* [Dataset records]
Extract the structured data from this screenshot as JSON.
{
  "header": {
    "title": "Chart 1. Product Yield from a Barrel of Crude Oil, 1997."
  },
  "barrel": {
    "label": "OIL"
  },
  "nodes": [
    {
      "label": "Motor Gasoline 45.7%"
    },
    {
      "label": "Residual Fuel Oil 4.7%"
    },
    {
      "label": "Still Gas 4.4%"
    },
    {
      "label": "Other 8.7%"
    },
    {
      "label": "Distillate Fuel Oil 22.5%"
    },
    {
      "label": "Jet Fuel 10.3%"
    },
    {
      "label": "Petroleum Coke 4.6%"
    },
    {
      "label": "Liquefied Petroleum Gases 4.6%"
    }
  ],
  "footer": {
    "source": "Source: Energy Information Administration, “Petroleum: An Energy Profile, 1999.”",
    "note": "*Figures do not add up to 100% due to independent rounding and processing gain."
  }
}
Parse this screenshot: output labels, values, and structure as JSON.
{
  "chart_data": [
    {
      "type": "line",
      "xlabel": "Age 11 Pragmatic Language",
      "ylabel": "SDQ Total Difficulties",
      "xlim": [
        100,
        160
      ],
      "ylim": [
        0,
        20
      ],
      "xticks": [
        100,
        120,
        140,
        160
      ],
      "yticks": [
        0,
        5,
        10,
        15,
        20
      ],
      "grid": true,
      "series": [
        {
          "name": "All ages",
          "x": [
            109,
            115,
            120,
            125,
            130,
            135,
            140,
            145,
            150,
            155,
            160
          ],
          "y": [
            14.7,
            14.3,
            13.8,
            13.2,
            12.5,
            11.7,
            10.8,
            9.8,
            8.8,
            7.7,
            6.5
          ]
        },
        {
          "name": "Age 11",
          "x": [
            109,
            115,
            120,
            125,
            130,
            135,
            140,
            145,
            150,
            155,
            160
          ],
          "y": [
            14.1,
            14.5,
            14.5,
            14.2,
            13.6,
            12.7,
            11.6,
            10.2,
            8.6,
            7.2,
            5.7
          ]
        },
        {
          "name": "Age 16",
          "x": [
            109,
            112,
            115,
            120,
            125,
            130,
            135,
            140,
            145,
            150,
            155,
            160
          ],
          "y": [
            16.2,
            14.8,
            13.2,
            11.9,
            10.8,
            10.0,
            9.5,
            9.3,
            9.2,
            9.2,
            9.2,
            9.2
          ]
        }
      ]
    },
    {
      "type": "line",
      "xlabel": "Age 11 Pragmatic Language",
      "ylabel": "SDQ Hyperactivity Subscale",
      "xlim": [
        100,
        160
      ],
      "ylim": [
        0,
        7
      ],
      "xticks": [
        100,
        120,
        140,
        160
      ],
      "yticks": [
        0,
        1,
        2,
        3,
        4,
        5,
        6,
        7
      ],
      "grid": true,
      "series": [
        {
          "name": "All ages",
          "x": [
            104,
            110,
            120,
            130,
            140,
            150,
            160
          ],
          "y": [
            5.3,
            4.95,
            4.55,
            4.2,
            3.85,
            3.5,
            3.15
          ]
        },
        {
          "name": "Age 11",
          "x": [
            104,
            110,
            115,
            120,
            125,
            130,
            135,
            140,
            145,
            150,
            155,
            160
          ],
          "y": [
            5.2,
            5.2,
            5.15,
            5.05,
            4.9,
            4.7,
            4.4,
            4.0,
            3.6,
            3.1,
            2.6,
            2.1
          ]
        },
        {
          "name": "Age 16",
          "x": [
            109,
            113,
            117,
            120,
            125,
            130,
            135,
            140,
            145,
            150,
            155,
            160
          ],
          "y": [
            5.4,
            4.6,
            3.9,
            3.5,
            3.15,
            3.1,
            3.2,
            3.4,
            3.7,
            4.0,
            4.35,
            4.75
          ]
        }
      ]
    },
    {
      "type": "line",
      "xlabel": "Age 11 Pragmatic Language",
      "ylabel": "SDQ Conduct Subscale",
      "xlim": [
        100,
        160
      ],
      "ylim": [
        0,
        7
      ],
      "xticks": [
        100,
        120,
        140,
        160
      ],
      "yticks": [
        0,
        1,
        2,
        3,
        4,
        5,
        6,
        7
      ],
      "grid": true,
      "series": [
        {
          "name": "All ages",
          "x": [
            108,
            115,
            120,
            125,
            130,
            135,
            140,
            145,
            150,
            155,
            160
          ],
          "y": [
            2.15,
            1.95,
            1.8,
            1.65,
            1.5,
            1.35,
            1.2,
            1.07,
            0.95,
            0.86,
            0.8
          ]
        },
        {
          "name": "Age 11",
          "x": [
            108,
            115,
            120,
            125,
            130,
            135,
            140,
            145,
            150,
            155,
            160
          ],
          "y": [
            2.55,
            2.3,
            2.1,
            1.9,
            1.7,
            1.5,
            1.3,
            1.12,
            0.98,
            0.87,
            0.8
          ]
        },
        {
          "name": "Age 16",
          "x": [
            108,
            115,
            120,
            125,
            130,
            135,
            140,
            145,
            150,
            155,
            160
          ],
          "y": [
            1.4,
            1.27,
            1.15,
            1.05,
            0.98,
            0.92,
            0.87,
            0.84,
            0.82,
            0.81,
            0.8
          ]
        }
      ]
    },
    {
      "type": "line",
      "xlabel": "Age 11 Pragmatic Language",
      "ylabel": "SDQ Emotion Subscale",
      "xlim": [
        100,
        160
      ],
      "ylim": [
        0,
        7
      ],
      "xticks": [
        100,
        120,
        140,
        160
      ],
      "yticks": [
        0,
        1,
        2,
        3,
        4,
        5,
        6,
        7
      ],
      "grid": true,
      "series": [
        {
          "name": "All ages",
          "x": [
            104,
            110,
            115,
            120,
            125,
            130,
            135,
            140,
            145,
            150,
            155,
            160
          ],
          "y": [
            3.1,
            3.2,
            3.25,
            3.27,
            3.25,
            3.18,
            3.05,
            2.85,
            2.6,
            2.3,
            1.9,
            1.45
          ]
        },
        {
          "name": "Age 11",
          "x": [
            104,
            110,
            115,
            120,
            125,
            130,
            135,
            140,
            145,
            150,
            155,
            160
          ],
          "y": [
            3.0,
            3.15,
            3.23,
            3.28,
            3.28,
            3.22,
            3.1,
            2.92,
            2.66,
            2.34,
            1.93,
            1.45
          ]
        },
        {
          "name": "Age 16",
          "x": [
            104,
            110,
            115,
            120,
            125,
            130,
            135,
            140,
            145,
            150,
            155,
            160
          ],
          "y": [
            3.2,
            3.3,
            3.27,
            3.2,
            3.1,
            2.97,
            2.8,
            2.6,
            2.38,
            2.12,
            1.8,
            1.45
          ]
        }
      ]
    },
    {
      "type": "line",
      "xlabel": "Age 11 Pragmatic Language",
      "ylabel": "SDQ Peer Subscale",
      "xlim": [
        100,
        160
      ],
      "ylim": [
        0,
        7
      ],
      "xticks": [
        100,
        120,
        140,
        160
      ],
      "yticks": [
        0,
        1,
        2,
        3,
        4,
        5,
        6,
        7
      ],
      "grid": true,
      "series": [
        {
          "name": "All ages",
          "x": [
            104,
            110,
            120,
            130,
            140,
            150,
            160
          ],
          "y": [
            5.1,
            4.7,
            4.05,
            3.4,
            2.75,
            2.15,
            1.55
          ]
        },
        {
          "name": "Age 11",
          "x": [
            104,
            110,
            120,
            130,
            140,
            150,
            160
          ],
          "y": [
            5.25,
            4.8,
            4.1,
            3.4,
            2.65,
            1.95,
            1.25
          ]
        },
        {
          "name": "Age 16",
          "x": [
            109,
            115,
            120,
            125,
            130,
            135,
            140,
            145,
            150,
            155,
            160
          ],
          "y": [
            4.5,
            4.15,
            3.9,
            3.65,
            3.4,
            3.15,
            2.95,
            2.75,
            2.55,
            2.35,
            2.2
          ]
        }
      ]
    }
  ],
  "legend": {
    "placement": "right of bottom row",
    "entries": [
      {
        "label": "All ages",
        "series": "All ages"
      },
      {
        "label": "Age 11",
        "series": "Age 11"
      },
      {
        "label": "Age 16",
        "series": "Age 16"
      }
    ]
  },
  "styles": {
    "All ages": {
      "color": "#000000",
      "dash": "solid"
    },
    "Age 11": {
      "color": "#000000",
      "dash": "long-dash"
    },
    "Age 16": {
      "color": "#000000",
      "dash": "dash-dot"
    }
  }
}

* [Given instruction] Check each line of the entries above, and show every one holding the word "Fuel".

* [Result of the task]
      "label": "Residual Fuel Oil 4.7%"
      "label": "Distillate Fuel Oil 22.5%"
      "label": "Jet Fuel 10.3%"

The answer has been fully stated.